§ Extracted data entries:
____________

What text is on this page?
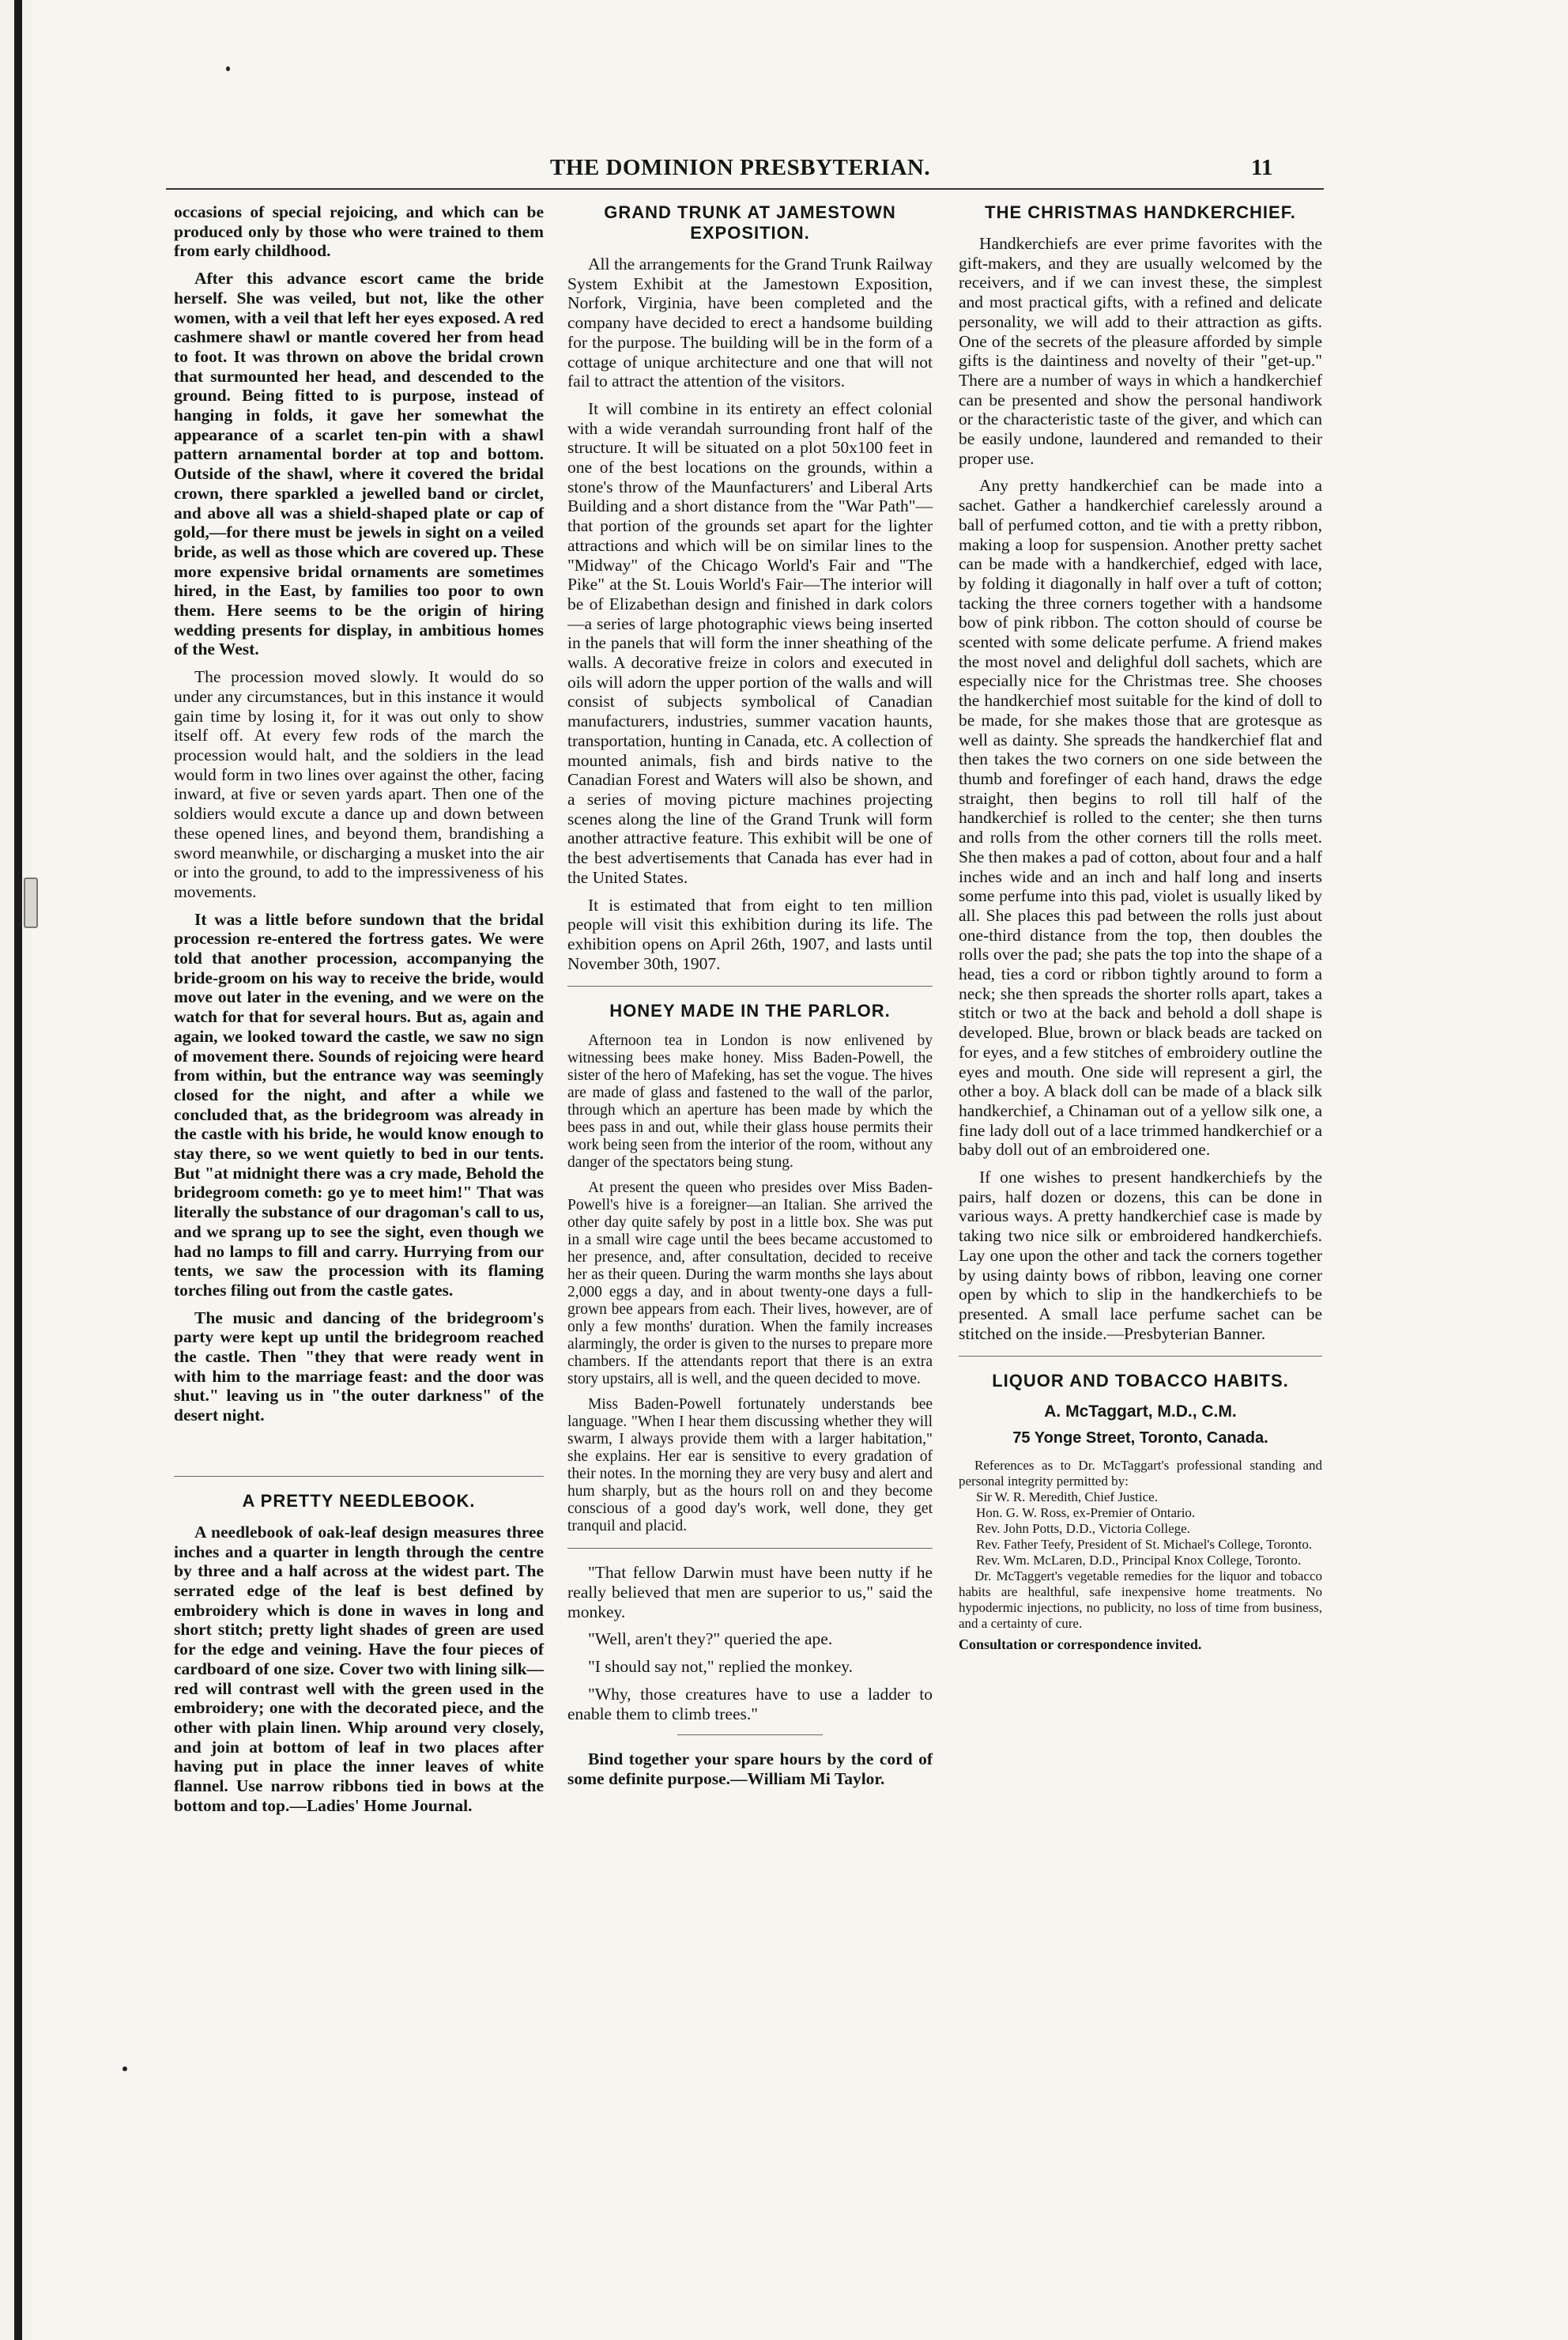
THE DOMINION PRESBYTERIAN.	11

occasions of special rejoicing, and which can be produced only by those who were trained to them from early childhood.

After this advance escort came the bride herself. She was veiled, but not, like the other women, with a veil that left her eyes exposed. A red cashmere shawl or mantle covered her from head to foot. It was thrown on above the bridal crown that surmounted her head, and descended to the ground. Being fitted to is purpose, instead of hanging in folds, it gave her somewhat the appearance of a scarlet ten-pin with a shawl pattern arnamental border at top and bottom. Outside of the shawl, where it covered the bridal crown, there sparkled a jewelled band or circlet, and above all was a shield-shaped plate or cap of gold,—for there must be jewels in sight on a veiled bride, as well as those which are covered up. These more expensive bridal ornaments are sometimes hired, in the East, by families too poor to own them. Here seems to be the origin of hiring wedding presents for display, in ambitious homes of the West.

The procession moved slowly. It would do so under any circumstances, but in this instance it would gain time by losing it, for it was out only to show itself off. At every few rods of the march the procession would halt, and the soldiers in the lead would form in two lines over against the other, facing inward, at five or seven yards apart. Then one of the soldiers would excute a dance up and down between these opened lines, and beyond them, brandishing a sword meanwhile, or discharging a musket into the air or into the ground, to add to the impressiveness of his movements.

It was a little before sundown that the bridal procession re-entered the fortress gates. We were told that another procession, accompanying the bride-groom on his way to receive the bride, would move out later in the evening, and we were on the watch for that for several hours. But as, again and again, we looked toward the castle, we saw no sign of movement there. Sounds of rejoicing were heard from within, but the entrance way was seemingly closed for the night, and after a while we concluded that, as the bridegroom was already in the castle with his bride, he would know enough to stay there, so we went quietly to bed in our tents. But "at midnight there was a cry made, Behold the bridegroom cometh: go ye to meet him!" That was literally the substance of our dragoman's call to us, and we sprang up to see the sight, even though we had no lamps to fill and carry. Hurrying from our tents, we saw the procession with its flaming torches filing out from the castle gates.

The music and dancing of the bridegroom's party were kept up until the bridegroom reached the castle. Then "they that were ready went in with him to the marriage feast: and the door was shut." leaving us in "the outer darkness" of the desert night.

A PRETTY NEEDLEBOOK.

A needlebook of oak-leaf design measures three inches and a quarter in length through the centre by three and a half across at the widest part. The serrated edge of the leaf is best defined by embroidery which is done in waves in long and short stitch; pretty light shades of green are used for the edge and veining. Have the four pieces of cardboard of one size. Cover two with lining silk—red will contrast well with the green used in the embroidery; one with the decorated piece, and the other with plain linen. Whip around very closely, and join at bottom of leaf in two places after having put in place the inner leaves of white flannel. Use narrow ribbons tied in bows at the bottom and top.—Ladies' Home Journal.

GRAND TRUNK AT JAMESTOWN EXPOSITION.

All the arrangements for the Grand Trunk Railway System Exhibit at the Jamestown Exposition, Norfork, Virginia, have been completed and the company have decided to erect a handsome building for the purpose. The building will be in the form of a cottage of unique architecture and one that will not fail to attract the attention of the visitors.

It will combine in its entirety an effect colonial with a wide verandah surrounding front half of the structure. It will be situated on a plot 50x100 feet in one of the best locations on the grounds, within a stone's throw of the Maunfacturers' and Liberal Arts Building and a short distance from the "War Path"—that portion of the grounds set apart for the lighter attractions and which will be on similar lines to the "Midway" of the Chicago World's Fair and "The Pike" at the St. Louis World's Fair—The interior will be of Elizabethan design and finished in dark colors—a series of large photographic views being inserted in the panels that will form the inner sheathing of the walls. A decorative freize in colors and executed in oils will adorn the upper portion of the walls and will consist of subjects symbolical of Canadian manufacturers, industries, summer vacation haunts, transportation, hunting in Canada, etc. A collection of mounted animals, fish and birds native to the Canadian Forest and Waters will also be shown, and a series of moving picture machines projecting scenes along the line of the Grand Trunk will form another attractive feature. This exhibit will be one of the best advertisements that Canada has ever had in the United States.

It is estimated that from eight to ten million people will visit this exhibition during its life. The exhibition opens on April 26th, 1907, and lasts until November 30th, 1907.

HONEY MADE IN THE PARLOR.

Afternoon tea in London is now enlivened by witnessing bees make honey. Miss Baden-Powell, the sister of the hero of Mafeking, has set the vogue. The hives are made of glass and fastened to the wall of the parlor, through which an aperture has been made by which the bees pass in and out, while their glass house permits their work being seen from the interior of the room, without any danger of the spectators being stung.

At present the queen who presides over Miss Baden-Powell's hive is a foreigner—an Italian. She arrived the other day quite safely by post in a little box. She was put in a small wire cage until the bees became accustomed to her presence, and, after consultation, decided to receive her as their queen. During the warm months she lays about 2,000 eggs a day, and in about twenty-one days a full-grown bee appears from each. Their lives, however, are of only a few months' duration. When the family increases alarmingly, the order is given to the nurses to prepare more chambers. If the attendants report that there is an extra story upstairs, all is well, and the queen decided to move.

Miss Baden-Powell fortunately understands bee language. "When I hear them discussing whether they will swarm, I always provide them with a larger habitation," she explains. Her ear is sensitive to every gradation of their notes. In the morning they are very busy and alert and hum sharply, but as the hours roll on and they become conscious of a good day's work, well done, they get tranquil and placid.

"That fellow Darwin must have been nutty if he really believed that men are superior to us," said the monkey.

"Well, aren't they?" queried the ape.

"I should say not," replied the monkey.

"Why, those creatures have to use a ladder to enable them to climb trees."

Bind together your spare hours by the cord of some definite purpose.—William Mi Taylor.

THE CHRISTMAS HANDKERCHIEF.

Handkerchiefs are ever prime favorites with the gift-makers, and they are usually welcomed by the receivers, and if we can invest these, the simplest and most practical gifts, with a refined and delicate personality, we will add to their attraction as gifts. One of the secrets of the pleasure afforded by simple gifts is the daintiness and novelty of their "get-up." There are a number of ways in which a handkerchief can be presented and show the personal handiwork or the characteristic taste of the giver, and which can be easily undone, laundered and remanded to their proper use.

Any pretty handkerchief can be made into a sachet. Gather a handkerchief carelessly around a ball of perfumed cotton, and tie with a pretty ribbon, making a loop for suspension. Another pretty sachet can be made with a handkerchief, edged with lace, by folding it diagonally in half over a tuft of cotton; tacking the three corners together with a handsome bow of pink ribbon. The cotton should of course be scented with some delicate perfume. A friend makes the most novel and delighful doll sachets, which are especially nice for the Christmas tree. She chooses the handkerchief most suitable for the kind of doll to be made, for she makes those that are grotesque as well as dainty. She spreads the handkerchief flat and then takes the two corners on one side between the thumb and forefinger of each hand, draws the edge straight, then begins to roll till half of the handkerchief is rolled to the center; she then turns and rolls from the other corners till the rolls meet. She then makes a pad of cotton, about four and a half inches wide and an inch and half long and inserts some perfume into this pad, violet is usually liked by all. She places this pad between the rolls just about one-third distance from the top, then doubles the rolls over the pad; she pats the top into the shape of a head, ties a cord or ribbon tightly around to form a neck; she then spreads the shorter rolls apart, takes a stitch or two at the back and behold a doll shape is developed. Blue, brown or black beads are tacked on for eyes, and a few stitches of embroidery outline the eyes and mouth. One side will represent a girl, the other a boy. A black doll can be made of a black silk handkerchief, a Chinaman out of a yellow silk one, a fine lady doll out of a lace trimmed handkerchief or a baby doll out of an embroidered one.

If one wishes to present handkerchiefs by the pairs, half dozen or dozens, this can be done in various ways. A pretty handkerchief case is made by taking two nice silk or embroidered handkerchiefs. Lay one upon the other and tack the corners together by using dainty bows of ribbon, leaving one corner open by which to slip in the handkerchiefs to be presented. A small lace perfume sachet can be stitched on the inside.—Presbyterian Banner.

LIQUOR AND TOBACCO HABITS.
A. McTaggart, M.D., C.M.
75 Yonge Street, Toronto, Canada.

References as to Dr. McTaggart's professional standing and personal integrity permitted by:

Sir W. R. Meredith, Chief Justice.
Hon. G. W. Ross, ex-Premier of Ontario.
Rev. John Potts, D.D., Victoria College.
Rev. Father Teefy, President of St. Michael's College, Toronto.
Rev. Wm. McLaren, D.D., Principal Knox College, Toronto.

Dr. McTaggert's vegetable remedies for the liquor and tobacco habits are healthful, safe inexpensive home treatments. No hypodermic injections, no publicity, no loss of time from business, and a certainty of cure.

Consultation or correspondence invited.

____________

§ WRITTEN INSTRUCTION:
Using the records above, select and copy every line that has the word "purpose".

§ OUTPUT FOR THIS TASK:
After this advance escort came the bride herself. She was veiled, but not, like the other women, with a veil that left her eyes exposed. A red cashmere shawl or mantle covered her from head to foot. It was thrown on above the bridal crown that surmounted her head, and descended to the ground. Being fitted to is purpose, instead of hanging in folds, it gave her somewhat the appearance of a scarlet ten-pin with a shawl pattern arnamental border at top and bottom. Outside of the shawl, where it covered the bridal crown, there sparkled a jewelled band or circlet, and above all was a shield-shaped plate or cap of gold,—for there must be jewels in sight on a veiled bride, as well as those which are covered up. These more expensive bridal ornaments are sometimes hired, in the East, by families too poor to own them. Here seems to be the origin of hiring wedding presents for display, in ambitious homes of the West.
All the arrangements for the Grand Trunk Railway System Exhibit at the Jamestown Exposition, Norfork, Virginia, have been completed and the company have decided to erect a handsome building for the purpose. The building will be in the form of a cottage of unique architecture and one that will not fail to attract the attention of the visitors.
Bind together your spare hours by the cord of some definite purpose.—William Mi Taylor.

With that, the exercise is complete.